Data entries
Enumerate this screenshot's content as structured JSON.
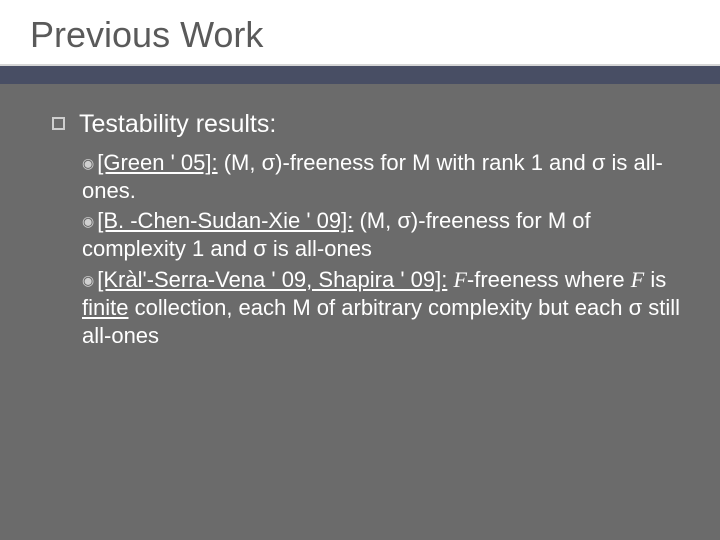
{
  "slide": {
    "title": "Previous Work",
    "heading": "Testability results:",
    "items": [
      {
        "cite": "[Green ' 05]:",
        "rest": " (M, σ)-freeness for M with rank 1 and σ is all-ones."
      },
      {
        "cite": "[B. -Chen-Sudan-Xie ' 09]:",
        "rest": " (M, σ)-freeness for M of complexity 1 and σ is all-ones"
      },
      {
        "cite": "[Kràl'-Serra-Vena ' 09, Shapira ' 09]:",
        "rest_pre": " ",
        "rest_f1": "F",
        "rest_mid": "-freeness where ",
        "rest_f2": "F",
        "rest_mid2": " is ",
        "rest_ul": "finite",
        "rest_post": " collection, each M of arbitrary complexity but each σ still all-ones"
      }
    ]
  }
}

--

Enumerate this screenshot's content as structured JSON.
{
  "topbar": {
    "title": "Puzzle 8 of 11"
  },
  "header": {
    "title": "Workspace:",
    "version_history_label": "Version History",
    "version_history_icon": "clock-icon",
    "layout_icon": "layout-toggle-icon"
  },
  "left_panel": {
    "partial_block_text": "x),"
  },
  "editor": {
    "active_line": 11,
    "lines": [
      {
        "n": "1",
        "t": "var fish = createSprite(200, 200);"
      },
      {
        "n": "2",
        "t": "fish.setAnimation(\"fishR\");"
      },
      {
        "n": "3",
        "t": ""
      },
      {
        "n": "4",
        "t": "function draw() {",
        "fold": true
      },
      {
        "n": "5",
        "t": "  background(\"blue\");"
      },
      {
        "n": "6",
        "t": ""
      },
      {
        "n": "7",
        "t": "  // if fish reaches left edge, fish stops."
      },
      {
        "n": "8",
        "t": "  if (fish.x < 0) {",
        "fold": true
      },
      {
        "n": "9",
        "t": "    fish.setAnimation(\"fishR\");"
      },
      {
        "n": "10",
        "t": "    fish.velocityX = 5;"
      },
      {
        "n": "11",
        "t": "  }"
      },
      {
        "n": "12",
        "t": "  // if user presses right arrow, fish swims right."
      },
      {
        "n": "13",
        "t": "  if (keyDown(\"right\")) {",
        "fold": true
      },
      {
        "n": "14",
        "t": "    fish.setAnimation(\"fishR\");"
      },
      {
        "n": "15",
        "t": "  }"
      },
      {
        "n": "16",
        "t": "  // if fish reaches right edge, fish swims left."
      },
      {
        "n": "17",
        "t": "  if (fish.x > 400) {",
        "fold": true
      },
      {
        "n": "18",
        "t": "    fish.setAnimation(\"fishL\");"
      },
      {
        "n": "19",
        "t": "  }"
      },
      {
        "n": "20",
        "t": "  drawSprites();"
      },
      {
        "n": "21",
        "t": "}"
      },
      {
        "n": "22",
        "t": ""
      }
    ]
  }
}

[REQUEST]
Return a copy of every line that includes the word "reaches".

[RESPONSE TO THIS TASK]
        "t": "  // if fish reaches left edge, fish stops."
        "t": "  // if fish reaches right edge, fish swims left."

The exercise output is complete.